* Records to use:
#####

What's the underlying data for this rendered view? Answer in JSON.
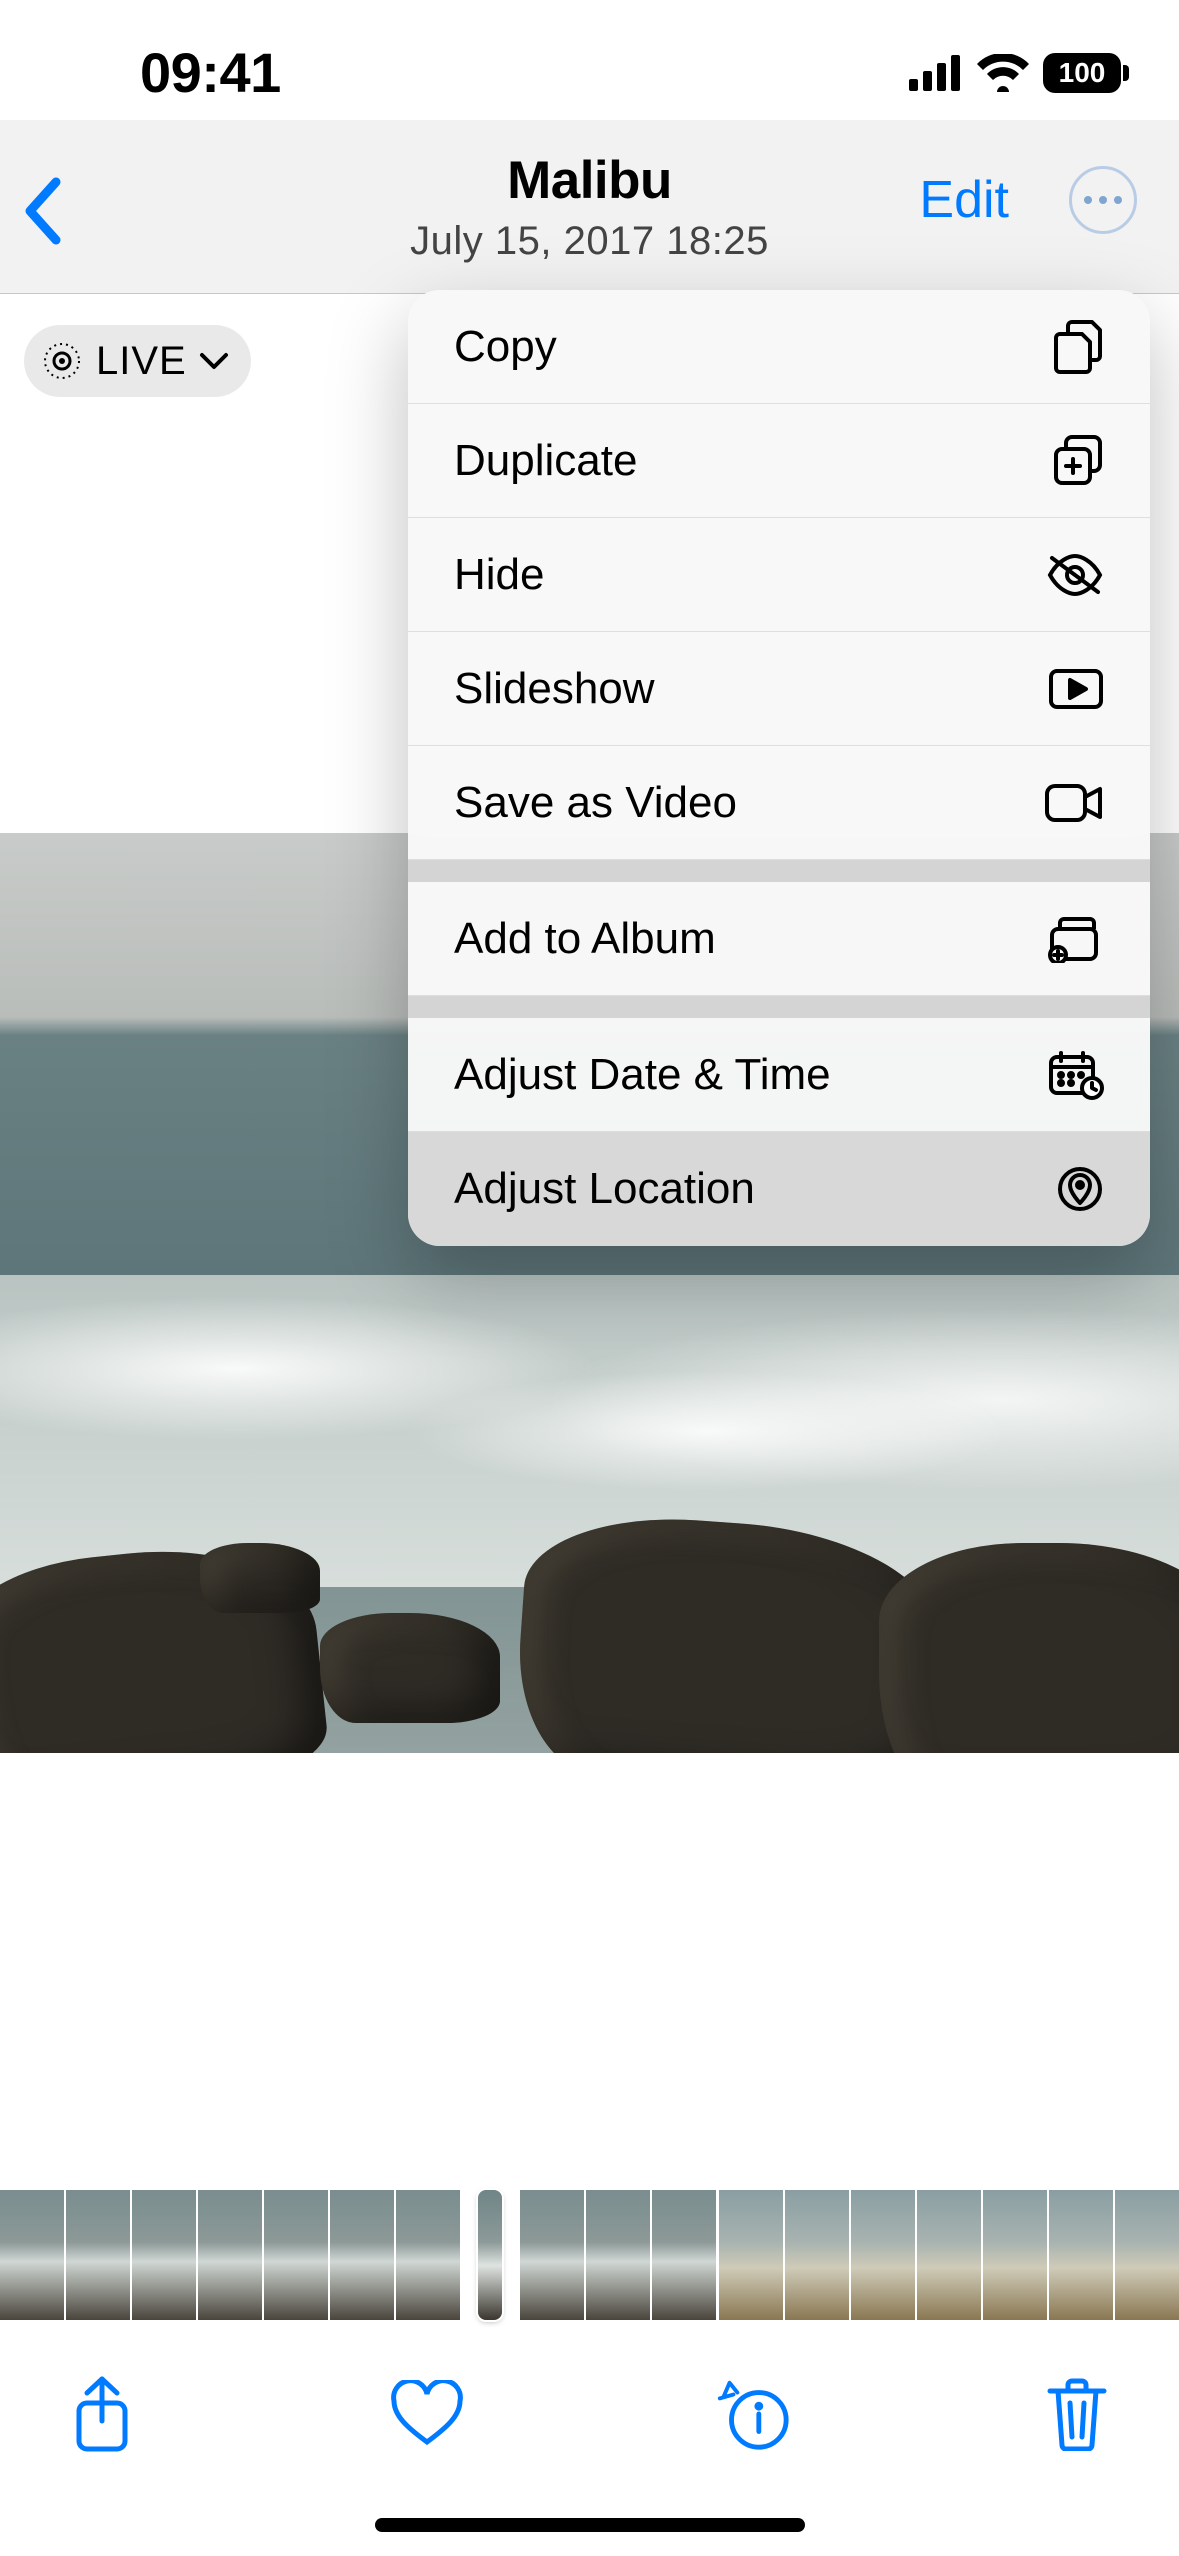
{
  "status": {
    "time": "09:41",
    "battery": "100"
  },
  "nav": {
    "title": "Malibu",
    "subtitle": "July 15, 2017  18:25",
    "edit_label": "Edit"
  },
  "live_badge": {
    "label": "LIVE"
  },
  "menu": {
    "groups": [
      [
        {
          "label": "Copy",
          "icon": "copy-icon"
        },
        {
          "label": "Duplicate",
          "icon": "duplicate-icon"
        },
        {
          "label": "Hide",
          "icon": "eye-slash-icon"
        },
        {
          "label": "Slideshow",
          "icon": "play-rect-icon"
        },
        {
          "label": "Save as Video",
          "icon": "video-icon"
        }
      ],
      [
        {
          "label": "Add to Album",
          "icon": "album-add-icon"
        }
      ],
      [
        {
          "label": "Adjust Date & Time",
          "icon": "calendar-clock-icon"
        },
        {
          "label": "Adjust Location",
          "icon": "location-circle-icon",
          "active": true
        }
      ]
    ]
  }
}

#####

* Task statement: Reproduce each line from the records that contains the word "Adjust".

* Answer to the exercise:
          "label": "Adjust Date & Time",
          "label": "Adjust Location",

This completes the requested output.